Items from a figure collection
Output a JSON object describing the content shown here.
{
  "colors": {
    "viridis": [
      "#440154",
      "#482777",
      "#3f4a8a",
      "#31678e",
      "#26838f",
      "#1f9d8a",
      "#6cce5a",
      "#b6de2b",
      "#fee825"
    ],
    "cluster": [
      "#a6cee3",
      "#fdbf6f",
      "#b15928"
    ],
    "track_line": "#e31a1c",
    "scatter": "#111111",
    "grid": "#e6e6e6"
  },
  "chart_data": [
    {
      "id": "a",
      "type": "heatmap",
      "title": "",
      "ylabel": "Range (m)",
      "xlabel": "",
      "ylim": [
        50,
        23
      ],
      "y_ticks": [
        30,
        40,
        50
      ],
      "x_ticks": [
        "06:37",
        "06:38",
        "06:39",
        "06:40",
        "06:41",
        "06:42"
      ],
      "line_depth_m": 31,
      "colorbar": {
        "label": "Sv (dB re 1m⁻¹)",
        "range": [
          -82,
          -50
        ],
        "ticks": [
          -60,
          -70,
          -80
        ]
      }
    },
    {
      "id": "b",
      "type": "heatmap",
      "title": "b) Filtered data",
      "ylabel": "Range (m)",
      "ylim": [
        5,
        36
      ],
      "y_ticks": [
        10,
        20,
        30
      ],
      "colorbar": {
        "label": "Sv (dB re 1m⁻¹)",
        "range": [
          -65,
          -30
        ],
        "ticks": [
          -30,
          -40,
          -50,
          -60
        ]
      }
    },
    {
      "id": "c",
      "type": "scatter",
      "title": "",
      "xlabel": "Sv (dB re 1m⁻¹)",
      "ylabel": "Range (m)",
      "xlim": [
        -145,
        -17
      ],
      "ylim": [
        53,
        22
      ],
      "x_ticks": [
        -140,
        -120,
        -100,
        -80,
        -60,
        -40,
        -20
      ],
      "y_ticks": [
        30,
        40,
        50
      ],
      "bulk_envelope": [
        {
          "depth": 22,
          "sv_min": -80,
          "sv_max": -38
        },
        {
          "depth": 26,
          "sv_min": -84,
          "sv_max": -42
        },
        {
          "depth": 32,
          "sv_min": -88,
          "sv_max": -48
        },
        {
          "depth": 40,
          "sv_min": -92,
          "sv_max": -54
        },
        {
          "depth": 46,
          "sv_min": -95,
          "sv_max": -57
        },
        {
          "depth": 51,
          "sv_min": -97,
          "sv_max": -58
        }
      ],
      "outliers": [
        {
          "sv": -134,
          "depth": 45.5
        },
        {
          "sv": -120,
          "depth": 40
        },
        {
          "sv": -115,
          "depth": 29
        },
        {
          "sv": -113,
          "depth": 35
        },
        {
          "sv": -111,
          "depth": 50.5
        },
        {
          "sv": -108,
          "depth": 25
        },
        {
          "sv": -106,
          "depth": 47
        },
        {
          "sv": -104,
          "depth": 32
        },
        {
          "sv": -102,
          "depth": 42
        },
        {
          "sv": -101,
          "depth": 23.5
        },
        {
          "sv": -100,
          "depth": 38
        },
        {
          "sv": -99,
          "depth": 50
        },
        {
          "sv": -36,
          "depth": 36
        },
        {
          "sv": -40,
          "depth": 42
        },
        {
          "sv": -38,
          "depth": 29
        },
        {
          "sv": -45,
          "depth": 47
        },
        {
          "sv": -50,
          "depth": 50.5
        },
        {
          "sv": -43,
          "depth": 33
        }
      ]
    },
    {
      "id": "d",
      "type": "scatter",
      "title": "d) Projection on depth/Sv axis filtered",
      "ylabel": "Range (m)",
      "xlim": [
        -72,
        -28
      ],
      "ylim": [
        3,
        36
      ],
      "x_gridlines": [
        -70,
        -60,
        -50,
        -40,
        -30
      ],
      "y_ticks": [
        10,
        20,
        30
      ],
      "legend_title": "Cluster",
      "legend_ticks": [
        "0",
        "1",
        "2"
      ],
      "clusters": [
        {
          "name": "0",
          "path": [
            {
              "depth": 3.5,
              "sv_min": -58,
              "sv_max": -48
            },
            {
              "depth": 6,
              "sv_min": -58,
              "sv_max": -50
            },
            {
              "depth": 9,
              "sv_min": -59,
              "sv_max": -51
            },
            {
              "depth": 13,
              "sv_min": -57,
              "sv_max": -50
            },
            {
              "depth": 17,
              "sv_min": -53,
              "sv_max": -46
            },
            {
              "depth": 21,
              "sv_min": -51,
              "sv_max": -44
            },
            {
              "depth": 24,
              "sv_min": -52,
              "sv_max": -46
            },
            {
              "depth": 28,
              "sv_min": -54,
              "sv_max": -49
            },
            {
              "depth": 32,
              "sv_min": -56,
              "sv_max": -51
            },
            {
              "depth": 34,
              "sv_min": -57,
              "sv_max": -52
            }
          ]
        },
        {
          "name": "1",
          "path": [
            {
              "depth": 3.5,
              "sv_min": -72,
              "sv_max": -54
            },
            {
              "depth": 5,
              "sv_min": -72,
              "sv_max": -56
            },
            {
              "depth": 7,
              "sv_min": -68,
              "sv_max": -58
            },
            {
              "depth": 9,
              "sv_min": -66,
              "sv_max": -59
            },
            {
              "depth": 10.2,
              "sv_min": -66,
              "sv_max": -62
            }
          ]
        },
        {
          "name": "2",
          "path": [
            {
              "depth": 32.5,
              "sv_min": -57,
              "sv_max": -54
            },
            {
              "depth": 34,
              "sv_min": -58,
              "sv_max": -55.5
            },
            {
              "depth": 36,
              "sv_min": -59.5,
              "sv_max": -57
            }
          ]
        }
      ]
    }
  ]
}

** Short task **
The records above must be output exactly, in full.

** Answer to the problem **
Output a JSON object describing the content shown here.
{
  "colors": {
    "viridis": [
      "#440154",
      "#482777",
      "#3f4a8a",
      "#31678e",
      "#26838f",
      "#1f9d8a",
      "#6cce5a",
      "#b6de2b",
      "#fee825"
    ],
    "cluster": [
      "#a6cee3",
      "#fdbf6f",
      "#b15928"
    ],
    "track_line": "#e31a1c",
    "scatter": "#111111",
    "grid": "#e6e6e6"
  },
  "chart_data": [
    {
      "id": "a",
      "type": "heatmap",
      "title": "",
      "ylabel": "Range (m)",
      "xlabel": "",
      "ylim": [
        50,
        23
      ],
      "y_ticks": [
        30,
        40,
        50
      ],
      "x_ticks": [
        "06:37",
        "06:38",
        "06:39",
        "06:40",
        "06:41",
        "06:42"
      ],
      "line_depth_m": 31,
      "colorbar": {
        "label": "Sv (dB re 1m⁻¹)",
        "range": [
          -82,
          -50
        ],
        "ticks": [
          -60,
          -70,
          -80
        ]
      }
    },
    {
      "id": "b",
      "type": "heatmap",
      "title": "b) Filtered data",
      "ylabel": "Range (m)",
      "ylim": [
        5,
        36
      ],
      "y_ticks": [
        10,
        20,
        30
      ],
      "colorbar": {
        "label": "Sv (dB re 1m⁻¹)",
        "range": [
          -65,
          -30
        ],
        "ticks": [
          -30,
          -40,
          -50,
          -60
        ]
      }
    },
    {
      "id": "c",
      "type": "scatter",
      "title": "",
      "xlabel": "Sv (dB re 1m⁻¹)",
      "ylabel": "Range (m)",
      "xlim": [
        -145,
        -17
      ],
      "ylim": [
        53,
        22
      ],
      "x_ticks": [
        -140,
        -120,
        -100,
        -80,
        -60,
        -40,
        -20
      ],
      "y_ticks": [
        30,
        40,
        50
      ],
      "bulk_envelope": [
        {
          "depth": 22,
          "sv_min": -80,
          "sv_max": -38
        },
        {
          "depth": 26,
          "sv_min": -84,
          "sv_max": -42
        },
        {
          "depth": 32,
          "sv_min": -88,
          "sv_max": -48
        },
        {
          "depth": 40,
          "sv_min": -92,
          "sv_max": -54
        },
        {
          "depth": 46,
          "sv_min": -95,
          "sv_max": -57
        },
        {
          "depth": 51,
          "sv_min": -97,
          "sv_max": -58
        }
      ],
      "outliers": [
        {
          "sv": -134,
          "depth": 45.5
        },
        {
          "sv": -120,
          "depth": 40
        },
        {
          "sv": -115,
          "depth": 29
        },
        {
          "sv": -113,
          "depth": 35
        },
        {
          "sv": -111,
          "depth": 50.5
        },
        {
          "sv": -108,
          "depth": 25
        },
        {
          "sv": -106,
          "depth": 47
        },
        {
          "sv": -104,
          "depth": 32
        },
        {
          "sv": -102,
          "depth": 42
        },
        {
          "sv": -101,
          "depth": 23.5
        },
        {
          "sv": -100,
          "depth": 38
        },
        {
          "sv": -99,
          "depth": 50
        },
        {
          "sv": -36,
          "depth": 36
        },
        {
          "sv": -40,
          "depth": 42
        },
        {
          "sv": -38,
          "depth": 29
        },
        {
          "sv": -45,
          "depth": 47
        },
        {
          "sv": -50,
          "depth": 50.5
        },
        {
          "sv": -43,
          "depth": 33
        }
      ]
    },
    {
      "id": "d",
      "type": "scatter",
      "title": "d) Projection on depth/Sv axis filtered",
      "ylabel": "Range (m)",
      "xlim": [
        -72,
        -28
      ],
      "ylim": [
        3,
        36
      ],
      "x_gridlines": [
        -70,
        -60,
        -50,
        -40,
        -30
      ],
      "y_ticks": [
        10,
        20,
        30
      ],
      "legend_title": "Cluster",
      "legend_ticks": [
        "0",
        "1",
        "2"
      ],
      "clusters": [
        {
          "name": "0",
          "path": [
            {
              "depth": 3.5,
              "sv_min": -58,
              "sv_max": -48
            },
            {
              "depth": 6,
              "sv_min": -58,
              "sv_max": -50
            },
            {
              "depth": 9,
              "sv_min": -59,
              "sv_max": -51
            },
            {
              "depth": 13,
              "sv_min": -57,
              "sv_max": -50
            },
            {
              "depth": 17,
              "sv_min": -53,
              "sv_max": -46
            },
            {
              "depth": 21,
              "sv_min": -51,
              "sv_max": -44
            },
            {
              "depth": 24,
              "sv_min": -52,
              "sv_max": -46
            },
            {
              "depth": 28,
              "sv_min": -54,
              "sv_max": -49
            },
            {
              "depth": 32,
              "sv_min": -56,
              "sv_max": -51
            },
            {
              "depth": 34,
              "sv_min": -57,
              "sv_max": -52
            }
          ]
        },
        {
          "name": "1",
          "path": [
            {
              "depth": 3.5,
              "sv_min": -72,
              "sv_max": -54
            },
            {
              "depth": 5,
              "sv_min": -72,
              "sv_max": -56
            },
            {
              "depth": 7,
              "sv_min": -68,
              "sv_max": -58
            },
            {
              "depth": 9,
              "sv_min": -66,
              "sv_max": -59
            },
            {
              "depth": 10.2,
              "sv_min": -66,
              "sv_max": -62
            }
          ]
        },
        {
          "name": "2",
          "path": [
            {
              "depth": 32.5,
              "sv_min": -57,
              "sv_max": -54
            },
            {
              "depth": 34,
              "sv_min": -58,
              "sv_max": -55.5
            },
            {
              "depth": 36,
              "sv_min": -59.5,
              "sv_max": -57
            }
          ]
        }
      ]
    }
  ]
}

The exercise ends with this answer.